"""

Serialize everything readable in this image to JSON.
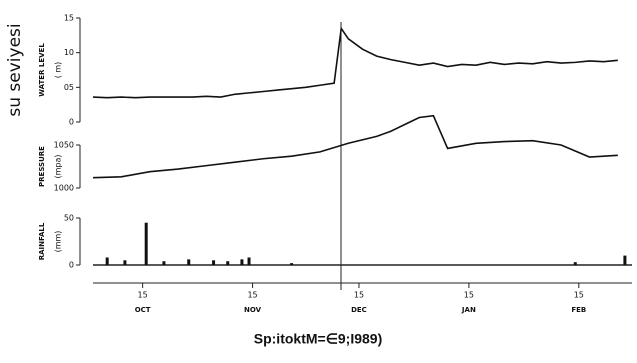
{
  "side_label": "su seviyesi",
  "caption": "Sp:itoktM=∈9;I989)",
  "chart_data": [
    {
      "type": "line",
      "y_label": "WATER LEVEL",
      "y_unit": "( m)",
      "color": "#111111",
      "xlim": [
        0,
        152
      ],
      "ylim": [
        0,
        15
      ],
      "yticks": [
        0,
        {
          "value": 5,
          "label": "05"
        },
        10,
        15
      ],
      "x": [
        0,
        4,
        8,
        12,
        16,
        20,
        24,
        28,
        32,
        36,
        40,
        44,
        48,
        52,
        56,
        60,
        64,
        68,
        70,
        72,
        76,
        80,
        84,
        88,
        92,
        96,
        100,
        104,
        108,
        112,
        116,
        120,
        124,
        128,
        132,
        136,
        140,
        144,
        148
      ],
      "values": [
        3.6,
        3.5,
        3.6,
        3.5,
        3.6,
        3.6,
        3.6,
        3.6,
        3.7,
        3.6,
        4.0,
        4.2,
        4.4,
        4.6,
        4.8,
        5.0,
        5.3,
        5.6,
        13.5,
        12.0,
        10.5,
        9.5,
        9.0,
        8.6,
        8.2,
        8.5,
        8.0,
        8.3,
        8.2,
        8.6,
        8.3,
        8.5,
        8.4,
        8.7,
        8.5,
        8.6,
        8.8,
        8.7,
        8.9
      ]
    },
    {
      "type": "line",
      "y_label": "PRESSURE",
      "y_unit": "(mpa)",
      "color": "#111111",
      "xlim": [
        0,
        152
      ],
      "ylim": [
        990,
        1090
      ],
      "yticks": [
        1000,
        1050
      ],
      "x": [
        0,
        8,
        16,
        24,
        32,
        40,
        48,
        56,
        64,
        72,
        80,
        84,
        88,
        92,
        96,
        100,
        108,
        116,
        124,
        132,
        140,
        148
      ],
      "values": [
        1012,
        1013,
        1019,
        1022,
        1026,
        1030,
        1034,
        1037,
        1042,
        1052,
        1060,
        1066,
        1074,
        1082,
        1084,
        1046,
        1052,
        1054,
        1055,
        1050,
        1036,
        1038
      ]
    },
    {
      "type": "bar",
      "y_label": "RAINFALL",
      "y_unit": "(mm)",
      "color": "#111111",
      "xlim": [
        0,
        152
      ],
      "ylim": [
        0,
        50
      ],
      "yticks": [
        0,
        50
      ],
      "x": [
        4,
        9,
        15,
        20,
        27,
        34,
        38,
        42,
        44,
        56,
        136,
        150
      ],
      "values": [
        8,
        5,
        45,
        4,
        6,
        5,
        4,
        6,
        8,
        2,
        3,
        10
      ],
      "xticks": [
        {
          "value": 14,
          "label": "15"
        },
        {
          "value": 45,
          "label": "15"
        },
        {
          "value": 75,
          "label": "15"
        },
        {
          "value": 106,
          "label": "15"
        },
        {
          "value": 137,
          "label": "15"
        }
      ],
      "month_labels": [
        "OCT",
        "NOV",
        "DEC",
        "JAN",
        "FEB"
      ]
    }
  ]
}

"""

Each entry must be retyped word for word, with every image omitted.

Serialize everything readable in this image to JSON.
{
  "side_label": "su seviyesi",
  "caption": "Sp:itoktM=∈9;I989)",
  "chart_data": [
    {
      "type": "line",
      "y_label": "WATER LEVEL",
      "y_unit": "( m)",
      "color": "#111111",
      "xlim": [
        0,
        152
      ],
      "ylim": [
        0,
        15
      ],
      "yticks": [
        0,
        {
          "value": 5,
          "label": "05"
        },
        10,
        15
      ],
      "x": [
        0,
        4,
        8,
        12,
        16,
        20,
        24,
        28,
        32,
        36,
        40,
        44,
        48,
        52,
        56,
        60,
        64,
        68,
        70,
        72,
        76,
        80,
        84,
        88,
        92,
        96,
        100,
        104,
        108,
        112,
        116,
        120,
        124,
        128,
        132,
        136,
        140,
        144,
        148
      ],
      "values": [
        3.6,
        3.5,
        3.6,
        3.5,
        3.6,
        3.6,
        3.6,
        3.6,
        3.7,
        3.6,
        4.0,
        4.2,
        4.4,
        4.6,
        4.8,
        5.0,
        5.3,
        5.6,
        13.5,
        12.0,
        10.5,
        9.5,
        9.0,
        8.6,
        8.2,
        8.5,
        8.0,
        8.3,
        8.2,
        8.6,
        8.3,
        8.5,
        8.4,
        8.7,
        8.5,
        8.6,
        8.8,
        8.7,
        8.9
      ]
    },
    {
      "type": "line",
      "y_label": "PRESSURE",
      "y_unit": "(mpa)",
      "color": "#111111",
      "xlim": [
        0,
        152
      ],
      "ylim": [
        990,
        1090
      ],
      "yticks": [
        1000,
        1050
      ],
      "x": [
        0,
        8,
        16,
        24,
        32,
        40,
        48,
        56,
        64,
        72,
        80,
        84,
        88,
        92,
        96,
        100,
        108,
        116,
        124,
        132,
        140,
        148
      ],
      "values": [
        1012,
        1013,
        1019,
        1022,
        1026,
        1030,
        1034,
        1037,
        1042,
        1052,
        1060,
        1066,
        1074,
        1082,
        1084,
        1046,
        1052,
        1054,
        1055,
        1050,
        1036,
        1038
      ]
    },
    {
      "type": "bar",
      "y_label": "RAINFALL",
      "y_unit": "(mm)",
      "color": "#111111",
      "xlim": [
        0,
        152
      ],
      "ylim": [
        0,
        50
      ],
      "yticks": [
        0,
        50
      ],
      "x": [
        4,
        9,
        15,
        20,
        27,
        34,
        38,
        42,
        44,
        56,
        136,
        150
      ],
      "values": [
        8,
        5,
        45,
        4,
        6,
        5,
        4,
        6,
        8,
        2,
        3,
        10
      ],
      "xticks": [
        {
          "value": 14,
          "label": "15"
        },
        {
          "value": 45,
          "label": "15"
        },
        {
          "value": 75,
          "label": "15"
        },
        {
          "value": 106,
          "label": "15"
        },
        {
          "value": 137,
          "label": "15"
        }
      ],
      "month_labels": [
        "OCT",
        "NOV",
        "DEC",
        "JAN",
        "FEB"
      ]
    }
  ]
}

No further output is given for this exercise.